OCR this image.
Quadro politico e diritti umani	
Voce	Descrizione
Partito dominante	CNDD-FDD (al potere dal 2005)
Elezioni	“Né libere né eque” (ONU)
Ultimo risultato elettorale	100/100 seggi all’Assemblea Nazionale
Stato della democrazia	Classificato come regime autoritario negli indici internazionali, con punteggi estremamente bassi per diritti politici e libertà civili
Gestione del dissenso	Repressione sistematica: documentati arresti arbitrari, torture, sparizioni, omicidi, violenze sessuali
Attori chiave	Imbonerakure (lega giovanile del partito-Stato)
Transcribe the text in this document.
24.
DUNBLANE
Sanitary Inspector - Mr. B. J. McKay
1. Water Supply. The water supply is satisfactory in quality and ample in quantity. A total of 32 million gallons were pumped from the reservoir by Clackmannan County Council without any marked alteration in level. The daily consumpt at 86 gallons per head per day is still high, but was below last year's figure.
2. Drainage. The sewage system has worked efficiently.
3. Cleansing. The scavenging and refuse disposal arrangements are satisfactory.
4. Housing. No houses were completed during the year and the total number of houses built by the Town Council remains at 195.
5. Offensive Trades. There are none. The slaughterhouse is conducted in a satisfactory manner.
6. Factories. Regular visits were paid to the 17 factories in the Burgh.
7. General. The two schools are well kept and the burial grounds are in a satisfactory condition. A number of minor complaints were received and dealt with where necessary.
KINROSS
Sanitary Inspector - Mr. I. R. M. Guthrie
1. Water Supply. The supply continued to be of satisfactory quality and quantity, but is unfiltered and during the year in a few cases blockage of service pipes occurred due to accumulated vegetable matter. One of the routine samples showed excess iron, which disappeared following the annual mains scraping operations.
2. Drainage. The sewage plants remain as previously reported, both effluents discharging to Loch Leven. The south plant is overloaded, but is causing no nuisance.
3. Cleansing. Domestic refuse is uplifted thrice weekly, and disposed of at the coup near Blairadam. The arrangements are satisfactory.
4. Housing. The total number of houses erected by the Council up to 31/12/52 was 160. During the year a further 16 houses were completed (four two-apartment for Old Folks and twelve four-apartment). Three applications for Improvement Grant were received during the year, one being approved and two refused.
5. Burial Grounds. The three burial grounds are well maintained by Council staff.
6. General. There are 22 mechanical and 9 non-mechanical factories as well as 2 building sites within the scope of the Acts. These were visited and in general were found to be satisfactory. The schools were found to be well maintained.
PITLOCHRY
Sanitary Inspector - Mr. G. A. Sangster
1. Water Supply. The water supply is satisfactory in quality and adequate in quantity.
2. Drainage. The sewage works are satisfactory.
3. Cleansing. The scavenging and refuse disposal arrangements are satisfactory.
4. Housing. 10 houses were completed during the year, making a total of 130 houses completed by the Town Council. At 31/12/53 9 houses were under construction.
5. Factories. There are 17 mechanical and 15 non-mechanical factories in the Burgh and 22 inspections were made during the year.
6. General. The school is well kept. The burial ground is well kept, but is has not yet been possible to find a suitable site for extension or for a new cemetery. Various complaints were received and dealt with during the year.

Directive: Every line above should be written out again exactly as it stands.

Worked answer:
OCR this image.
Quadro politico e diritti umani	
Voce	Descrizione
Partito dominante	CNDD-FDD (al potere dal 2005)
Elezioni	“Né libere né eque” (ONU)
Ultimo risultato elettorale	100/100 seggi all’Assemblea Nazionale
Stato della democrazia	Classificato come regime autoritario negli indici internazionali, con punteggi estremamente bassi per diritti politici e libertà civili
Gestione del dissenso	Repressione sistematica: documentati arresti arbitrari, torture, sparizioni, omicidi, violenze sessuali
Attori chiave	Imbonerakure (lega giovanile del partito-Stato)
Transcribe the text in this document.
24.
DUNBLANE
Sanitary Inspector - Mr. B. J. McKay
1. Water Supply. The water supply is satisfactory in quality and ample in quantity. A total of 32 million gallons were pumped from the reservoir by Clackmannan County Council without any marked alteration in level. The daily consumpt at 86 gallons per head per day is still high, but was below last year's figure.
2. Drainage. The sewage system has worked efficiently.
3. Cleansing. The scavenging and refuse disposal arrangements are satisfactory.
4. Housing. No houses were completed during the year and the total number of houses built by the Town Council remains at 195.
5. Offensive Trades. There are none. The slaughterhouse is conducted in a satisfactory manner.
6. Factories. Regular visits were paid to the 17 factories in the Burgh.
7. General. The two schools are well kept and the burial grounds are in a satisfactory condition. A number of minor complaints were received and dealt with where necessary.
KINROSS
Sanitary Inspector - Mr. I. R. M. Guthrie
1. Water Supply. The supply continued to be of satisfactory quality and quantity, but is unfiltered and during the year in a few cases blockage of service pipes occurred due to accumulated vegetable matter. One of the routine samples showed excess iron, which disappeared following the annual mains scraping operations.
2. Drainage. The sewage plants remain as previously reported, both effluents discharging to Loch Leven. The south plant is overloaded, but is causing no nuisance.
3. Cleansing. Domestic refuse is uplifted thrice weekly, and disposed of at the coup near Blairadam. The arrangements are satisfactory.
4. Housing. The total number of houses erected by the Council up to 31/12/52 was 160. During the year a further 16 houses were completed (four two-apartment for Old Folks and twelve four-apartment). Three applications for Improvement Grant were received during the year, one being approved and two refused.
5. Burial Grounds. The three burial grounds are well maintained by Council staff.
6. General. There are 22 mechanical and 9 non-mechanical factories as well as 2 building sites within the scope of the Acts. These were visited and in general were found to be satisfactory. The schools were found to be well maintained.
PITLOCHRY
Sanitary Inspector - Mr. G. A. Sangster
1. Water Supply. The water supply is satisfactory in quality and adequate in quantity.
2. Drainage. The sewage works are satisfactory.
3. Cleansing. The scavenging and refuse disposal arrangements are satisfactory.
4. Housing. 10 houses were completed during the year, making a total of 130 houses completed by the Town Council. At 31/12/53 9 houses were under construction.
5. Factories. There are 17 mechanical and 15 non-mechanical factories in the Burgh and 22 inspections were made during the year.
6. General. The school is well kept. The burial ground is well kept, but is has not yet been possible to find a suitable site for extension or for a new cemetery. Various complaints were received and dealt with during the year.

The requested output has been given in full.